— start —

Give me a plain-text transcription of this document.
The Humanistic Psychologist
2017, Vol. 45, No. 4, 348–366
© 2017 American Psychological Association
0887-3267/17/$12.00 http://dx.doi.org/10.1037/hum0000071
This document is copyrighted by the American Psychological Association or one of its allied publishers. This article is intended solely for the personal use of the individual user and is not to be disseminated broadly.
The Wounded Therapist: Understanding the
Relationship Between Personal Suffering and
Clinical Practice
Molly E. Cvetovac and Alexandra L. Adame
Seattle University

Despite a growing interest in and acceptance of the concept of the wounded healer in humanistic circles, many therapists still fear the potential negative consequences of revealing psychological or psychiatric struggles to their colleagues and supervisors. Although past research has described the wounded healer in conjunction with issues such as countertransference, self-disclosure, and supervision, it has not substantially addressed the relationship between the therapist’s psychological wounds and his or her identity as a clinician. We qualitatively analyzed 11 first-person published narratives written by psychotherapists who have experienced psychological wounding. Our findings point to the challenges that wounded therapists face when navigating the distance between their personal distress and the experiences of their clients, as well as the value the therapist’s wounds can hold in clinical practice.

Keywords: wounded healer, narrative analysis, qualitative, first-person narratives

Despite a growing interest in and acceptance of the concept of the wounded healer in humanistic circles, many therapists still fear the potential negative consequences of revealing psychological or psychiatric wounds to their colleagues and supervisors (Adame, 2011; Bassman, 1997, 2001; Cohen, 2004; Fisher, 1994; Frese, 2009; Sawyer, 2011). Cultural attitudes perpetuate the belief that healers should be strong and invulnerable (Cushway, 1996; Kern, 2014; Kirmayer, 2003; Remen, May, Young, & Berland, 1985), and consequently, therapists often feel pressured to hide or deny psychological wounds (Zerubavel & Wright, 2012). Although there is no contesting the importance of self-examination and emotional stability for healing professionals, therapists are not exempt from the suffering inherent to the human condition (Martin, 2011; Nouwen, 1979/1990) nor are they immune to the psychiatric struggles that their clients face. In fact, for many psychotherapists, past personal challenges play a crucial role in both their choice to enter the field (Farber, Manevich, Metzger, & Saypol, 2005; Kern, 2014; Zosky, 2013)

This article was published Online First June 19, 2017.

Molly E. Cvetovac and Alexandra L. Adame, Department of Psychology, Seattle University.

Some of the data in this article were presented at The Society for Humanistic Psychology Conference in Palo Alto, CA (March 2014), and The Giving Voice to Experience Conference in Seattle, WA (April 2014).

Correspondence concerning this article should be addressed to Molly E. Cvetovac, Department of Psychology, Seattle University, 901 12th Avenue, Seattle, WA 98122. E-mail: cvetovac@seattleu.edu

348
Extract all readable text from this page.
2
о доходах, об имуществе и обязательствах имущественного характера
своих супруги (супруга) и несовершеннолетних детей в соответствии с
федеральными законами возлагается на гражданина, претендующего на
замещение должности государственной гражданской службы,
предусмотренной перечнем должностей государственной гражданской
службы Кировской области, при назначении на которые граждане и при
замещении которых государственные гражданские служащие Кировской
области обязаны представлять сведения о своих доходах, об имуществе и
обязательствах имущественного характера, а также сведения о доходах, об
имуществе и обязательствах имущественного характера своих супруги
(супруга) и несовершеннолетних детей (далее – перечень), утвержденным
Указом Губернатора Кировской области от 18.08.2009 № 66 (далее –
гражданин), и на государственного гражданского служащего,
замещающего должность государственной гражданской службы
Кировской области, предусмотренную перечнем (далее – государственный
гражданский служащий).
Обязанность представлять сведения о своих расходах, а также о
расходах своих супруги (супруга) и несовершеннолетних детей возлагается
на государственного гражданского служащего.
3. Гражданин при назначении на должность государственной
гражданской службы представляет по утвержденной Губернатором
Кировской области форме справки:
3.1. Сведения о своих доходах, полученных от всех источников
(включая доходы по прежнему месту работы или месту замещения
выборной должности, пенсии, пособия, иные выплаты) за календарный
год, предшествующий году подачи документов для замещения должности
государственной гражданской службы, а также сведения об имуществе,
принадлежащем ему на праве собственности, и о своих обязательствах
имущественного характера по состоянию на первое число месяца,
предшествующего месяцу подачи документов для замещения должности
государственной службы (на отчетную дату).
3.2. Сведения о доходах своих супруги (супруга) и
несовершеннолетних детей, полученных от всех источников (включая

— end —

Go back to the listing above and please repeat it exactly.

■ Full output:
Give me a plain-text transcription of this document.
The Humanistic Psychologist
2017, Vol. 45, No. 4, 348–366
© 2017 American Psychological Association
0887-3267/17/$12.00 http://dx.doi.org/10.1037/hum0000071
This document is copyrighted by the American Psychological Association or one of its allied publishers. This article is intended solely for the personal use of the individual user and is not to be disseminated broadly.
The Wounded Therapist: Understanding the
Relationship Between Personal Suffering and
Clinical Practice
Molly E. Cvetovac and Alexandra L. Adame
Seattle University

Despite a growing interest in and acceptance of the concept of the wounded healer in humanistic circles, many therapists still fear the potential negative consequences of revealing psychological or psychiatric struggles to their colleagues and supervisors. Although past research has described the wounded healer in conjunction with issues such as countertransference, self-disclosure, and supervision, it has not substantially addressed the relationship between the therapist’s psychological wounds and his or her identity as a clinician. We qualitatively analyzed 11 first-person published narratives written by psychotherapists who have experienced psychological wounding. Our findings point to the challenges that wounded therapists face when navigating the distance between their personal distress and the experiences of their clients, as well as the value the therapist’s wounds can hold in clinical practice.

Keywords: wounded healer, narrative analysis, qualitative, first-person narratives

Despite a growing interest in and acceptance of the concept of the wounded healer in humanistic circles, many therapists still fear the potential negative consequences of revealing psychological or psychiatric wounds to their colleagues and supervisors (Adame, 2011; Bassman, 1997, 2001; Cohen, 2004; Fisher, 1994; Frese, 2009; Sawyer, 2011). Cultural attitudes perpetuate the belief that healers should be strong and invulnerable (Cushway, 1996; Kern, 2014; Kirmayer, 2003; Remen, May, Young, & Berland, 1985), and consequently, therapists often feel pressured to hide or deny psychological wounds (Zerubavel & Wright, 2012). Although there is no contesting the importance of self-examination and emotional stability for healing professionals, therapists are not exempt from the suffering inherent to the human condition (Martin, 2011; Nouwen, 1979/1990) nor are they immune to the psychiatric struggles that their clients face. In fact, for many psychotherapists, past personal challenges play a crucial role in both their choice to enter the field (Farber, Manevich, Metzger, & Saypol, 2005; Kern, 2014; Zosky, 2013)

This article was published Online First June 19, 2017.

Molly E. Cvetovac and Alexandra L. Adame, Department of Psychology, Seattle University.

Some of the data in this article were presented at The Society for Humanistic Psychology Conference in Palo Alto, CA (March 2014), and The Giving Voice to Experience Conference in Seattle, WA (April 2014).

Correspondence concerning this article should be addressed to Molly E. Cvetovac, Department of Psychology, Seattle University, 901 12th Avenue, Seattle, WA 98122. E-mail: cvetovac@seattleu.edu

348
Extract all readable text from this page.
2
о доходах, об имуществе и обязательствах имущественного характера
своих супруги (супруга) и несовершеннолетних детей в соответствии с
федеральными законами возлагается на гражданина, претендующего на
замещение должности государственной гражданской службы,
предусмотренной перечнем должностей государственной гражданской
службы Кировской области, при назначении на которые граждане и при
замещении которых государственные гражданские служащие Кировской
области обязаны представлять сведения о своих доходах, об имуществе и
обязательствах имущественного характера, а также сведения о доходах, об
имуществе и обязательствах имущественного характера своих супруги
(супруга) и несовершеннолетних детей (далее – перечень), утвержденным
Указом Губернатора Кировской области от 18.08.2009 № 66 (далее –
гражданин), и на государственного гражданского служащего,
замещающего должность государственной гражданской службы
Кировской области, предусмотренную перечнем (далее – государственный
гражданский служащий).
Обязанность представлять сведения о своих расходах, а также о
расходах своих супруги (супруга) и несовершеннолетних детей возлагается
на государственного гражданского служащего.
3. Гражданин при назначении на должность государственной
гражданской службы представляет по утвержденной Губернатором
Кировской области форме справки:
3.1. Сведения о своих доходах, полученных от всех источников
(включая доходы по прежнему месту работы или месту замещения
выборной должности, пенсии, пособия, иные выплаты) за календарный
год, предшествующий году подачи документов для замещения должности
государственной гражданской службы, а также сведения об имуществе,
принадлежащем ему на праве собственности, и о своих обязательствах
имущественного характера по состоянию на первое число месяца,
предшествующего месяцу подачи документов для замещения должности
государственной службы (на отчетную дату).
3.2. Сведения о доходах своих супруги (супруга) и
несовершеннолетних детей, полученных от всех источников (включая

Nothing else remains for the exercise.